What this task involves: Reproduce verbatim the part of the records that opens with the first line and closes with the line containing "- model-cell: WG257002: [99, 121, 208, 172]", including both of these lines. Output nothing beyond those lines.

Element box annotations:
====
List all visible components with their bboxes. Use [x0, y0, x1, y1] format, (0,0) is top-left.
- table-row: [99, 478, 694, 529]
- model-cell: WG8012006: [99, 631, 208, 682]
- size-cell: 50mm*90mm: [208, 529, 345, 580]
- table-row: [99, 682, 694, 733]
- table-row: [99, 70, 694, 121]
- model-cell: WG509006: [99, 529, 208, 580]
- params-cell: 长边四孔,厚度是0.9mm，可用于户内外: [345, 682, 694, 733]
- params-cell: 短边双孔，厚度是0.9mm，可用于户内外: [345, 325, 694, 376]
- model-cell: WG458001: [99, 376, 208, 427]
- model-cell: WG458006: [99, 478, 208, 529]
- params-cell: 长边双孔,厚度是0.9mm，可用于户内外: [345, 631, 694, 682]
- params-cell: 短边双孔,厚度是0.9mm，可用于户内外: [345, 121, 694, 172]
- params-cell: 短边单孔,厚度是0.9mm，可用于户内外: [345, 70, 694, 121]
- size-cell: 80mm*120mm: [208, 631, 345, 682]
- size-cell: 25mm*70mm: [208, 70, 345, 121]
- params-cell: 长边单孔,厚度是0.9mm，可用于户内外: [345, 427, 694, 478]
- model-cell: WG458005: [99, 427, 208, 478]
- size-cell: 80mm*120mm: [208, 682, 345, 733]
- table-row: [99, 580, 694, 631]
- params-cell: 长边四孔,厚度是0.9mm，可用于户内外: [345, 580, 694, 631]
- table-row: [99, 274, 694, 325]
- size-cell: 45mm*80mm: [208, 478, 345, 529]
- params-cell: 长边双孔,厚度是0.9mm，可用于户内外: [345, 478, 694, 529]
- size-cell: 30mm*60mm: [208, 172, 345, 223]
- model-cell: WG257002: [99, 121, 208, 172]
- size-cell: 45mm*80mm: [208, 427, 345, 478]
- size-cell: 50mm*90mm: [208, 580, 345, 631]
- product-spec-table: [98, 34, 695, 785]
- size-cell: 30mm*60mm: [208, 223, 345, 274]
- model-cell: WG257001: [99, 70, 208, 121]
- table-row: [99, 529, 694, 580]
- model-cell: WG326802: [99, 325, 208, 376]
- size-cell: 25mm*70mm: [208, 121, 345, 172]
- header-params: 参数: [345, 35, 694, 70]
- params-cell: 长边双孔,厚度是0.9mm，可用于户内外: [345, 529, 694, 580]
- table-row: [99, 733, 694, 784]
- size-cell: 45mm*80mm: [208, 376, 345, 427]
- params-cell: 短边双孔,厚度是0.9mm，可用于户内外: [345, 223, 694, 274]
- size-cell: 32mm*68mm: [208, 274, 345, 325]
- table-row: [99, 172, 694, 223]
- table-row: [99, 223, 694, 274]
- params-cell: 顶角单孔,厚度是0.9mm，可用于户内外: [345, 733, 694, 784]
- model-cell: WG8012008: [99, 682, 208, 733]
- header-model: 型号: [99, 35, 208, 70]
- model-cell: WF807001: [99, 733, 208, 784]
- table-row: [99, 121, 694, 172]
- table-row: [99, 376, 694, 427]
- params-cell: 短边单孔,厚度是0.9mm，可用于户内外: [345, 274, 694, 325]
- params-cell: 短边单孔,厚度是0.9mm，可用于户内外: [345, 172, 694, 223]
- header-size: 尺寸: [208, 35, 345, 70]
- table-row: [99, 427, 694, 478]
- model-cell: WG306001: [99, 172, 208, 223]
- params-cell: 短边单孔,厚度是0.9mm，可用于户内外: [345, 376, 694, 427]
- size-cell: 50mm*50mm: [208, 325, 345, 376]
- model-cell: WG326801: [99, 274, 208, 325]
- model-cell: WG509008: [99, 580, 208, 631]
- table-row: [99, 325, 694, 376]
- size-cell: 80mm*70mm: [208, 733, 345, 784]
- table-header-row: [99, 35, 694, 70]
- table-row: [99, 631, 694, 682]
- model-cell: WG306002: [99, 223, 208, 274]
====
Solved problem:
List all visible components with their bboxes. Use [x0, y0, x1, y1] format, (0,0) is top-left.
- table-row: [99, 478, 694, 529]
- model-cell: WG8012006: [99, 631, 208, 682]
- size-cell: 50mm*90mm: [208, 529, 345, 580]
- table-row: [99, 682, 694, 733]
- table-row: [99, 70, 694, 121]
- model-cell: WG509006: [99, 529, 208, 580]
- params-cell: 长边四孔,厚度是0.9mm，可用于户内外: [345, 682, 694, 733]
- params-cell: 短边双孔，厚度是0.9mm，可用于户内外: [345, 325, 694, 376]
- model-cell: WG458001: [99, 376, 208, 427]
- model-cell: WG458006: [99, 478, 208, 529]
- params-cell: 长边双孔,厚度是0.9mm，可用于户内外: [345, 631, 694, 682]
- params-cell: 短边双孔,厚度是0.9mm，可用于户内外: [345, 121, 694, 172]
- params-cell: 短边单孔,厚度是0.9mm，可用于户内外: [345, 70, 694, 121]
- size-cell: 80mm*120mm: [208, 631, 345, 682]
- size-cell: 25mm*70mm: [208, 70, 345, 121]
- params-cell: 长边单孔,厚度是0.9mm，可用于户内外: [345, 427, 694, 478]
- model-cell: WG458005: [99, 427, 208, 478]
- size-cell: 80mm*120mm: [208, 682, 345, 733]
- table-row: [99, 580, 694, 631]
- params-cell: 长边四孔,厚度是0.9mm，可用于户内外: [345, 580, 694, 631]
- table-row: [99, 274, 694, 325]
- size-cell: 45mm*80mm: [208, 478, 345, 529]
- params-cell: 长边双孔,厚度是0.9mm，可用于户内外: [345, 478, 694, 529]
- size-cell: 30mm*60mm: [208, 172, 345, 223]
- model-cell: WG257002: [99, 121, 208, 172]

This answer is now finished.